(Figure record extracts)
BEGIN
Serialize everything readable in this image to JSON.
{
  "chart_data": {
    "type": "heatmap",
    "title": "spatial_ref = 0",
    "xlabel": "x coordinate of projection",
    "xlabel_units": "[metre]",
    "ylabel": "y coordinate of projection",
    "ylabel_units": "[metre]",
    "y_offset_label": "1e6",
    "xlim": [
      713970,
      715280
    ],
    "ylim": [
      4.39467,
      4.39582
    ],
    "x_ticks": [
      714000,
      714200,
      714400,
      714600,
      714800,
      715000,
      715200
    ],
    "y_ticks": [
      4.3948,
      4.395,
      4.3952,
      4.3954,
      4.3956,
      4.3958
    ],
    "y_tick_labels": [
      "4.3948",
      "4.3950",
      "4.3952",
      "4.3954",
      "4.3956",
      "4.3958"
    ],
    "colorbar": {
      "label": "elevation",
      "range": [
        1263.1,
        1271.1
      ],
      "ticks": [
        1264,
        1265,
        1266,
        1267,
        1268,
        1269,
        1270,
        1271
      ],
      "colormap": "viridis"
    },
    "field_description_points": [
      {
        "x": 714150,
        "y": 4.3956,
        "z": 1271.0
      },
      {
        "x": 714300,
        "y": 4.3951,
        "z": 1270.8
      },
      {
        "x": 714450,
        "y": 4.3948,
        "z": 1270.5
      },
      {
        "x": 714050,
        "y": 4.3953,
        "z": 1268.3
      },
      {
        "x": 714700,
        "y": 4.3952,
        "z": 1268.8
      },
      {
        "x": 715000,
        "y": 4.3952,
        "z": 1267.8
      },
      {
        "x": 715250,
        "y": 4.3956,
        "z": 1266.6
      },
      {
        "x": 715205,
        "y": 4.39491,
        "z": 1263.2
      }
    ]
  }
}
END
Work to complete
Give back the data above exactly as it appears.

Response for this exercise
Serialize everything readable in this image to JSON.
{
  "chart_data": {
    "type": "heatmap",
    "title": "spatial_ref = 0",
    "xlabel": "x coordinate of projection",
    "xlabel_units": "[metre]",
    "ylabel": "y coordinate of projection",
    "ylabel_units": "[metre]",
    "y_offset_label": "1e6",
    "xlim": [
      713970,
      715280
    ],
    "ylim": [
      4.39467,
      4.39582
    ],
    "x_ticks": [
      714000,
      714200,
      714400,
      714600,
      714800,
      715000,
      715200
    ],
    "y_ticks": [
      4.3948,
      4.395,
      4.3952,
      4.3954,
      4.3956,
      4.3958
    ],
    "y_tick_labels": [
      "4.3948",
      "4.3950",
      "4.3952",
      "4.3954",
      "4.3956",
      "4.3958"
    ],
    "colorbar": {
      "label": "elevation",
      "range": [
        1263.1,
        1271.1
      ],
      "ticks": [
        1264,
        1265,
        1266,
        1267,
        1268,
        1269,
        1270,
        1271
      ],
      "colormap": "viridis"
    },
    "field_description_points": [
      {
        "x": 714150,
        "y": 4.3956,
        "z": 1271.0
      },
      {
        "x": 714300,
        "y": 4.3951,
        "z": 1270.8
      },
      {
        "x": 714450,
        "y": 4.3948,
        "z": 1270.5
      },
      {
        "x": 714050,
        "y": 4.3953,
        "z": 1268.3
      },
      {
        "x": 714700,
        "y": 4.3952,
        "z": 1268.8
      },
      {
        "x": 715000,
        "y": 4.3952,
        "z": 1267.8
      },
      {
        "x": 715250,
        "y": 4.3956,
        "z": 1266.6
      },
      {
        "x": 715205,
        "y": 4.39491,
        "z": 1263.2
      }
    ]
  }
}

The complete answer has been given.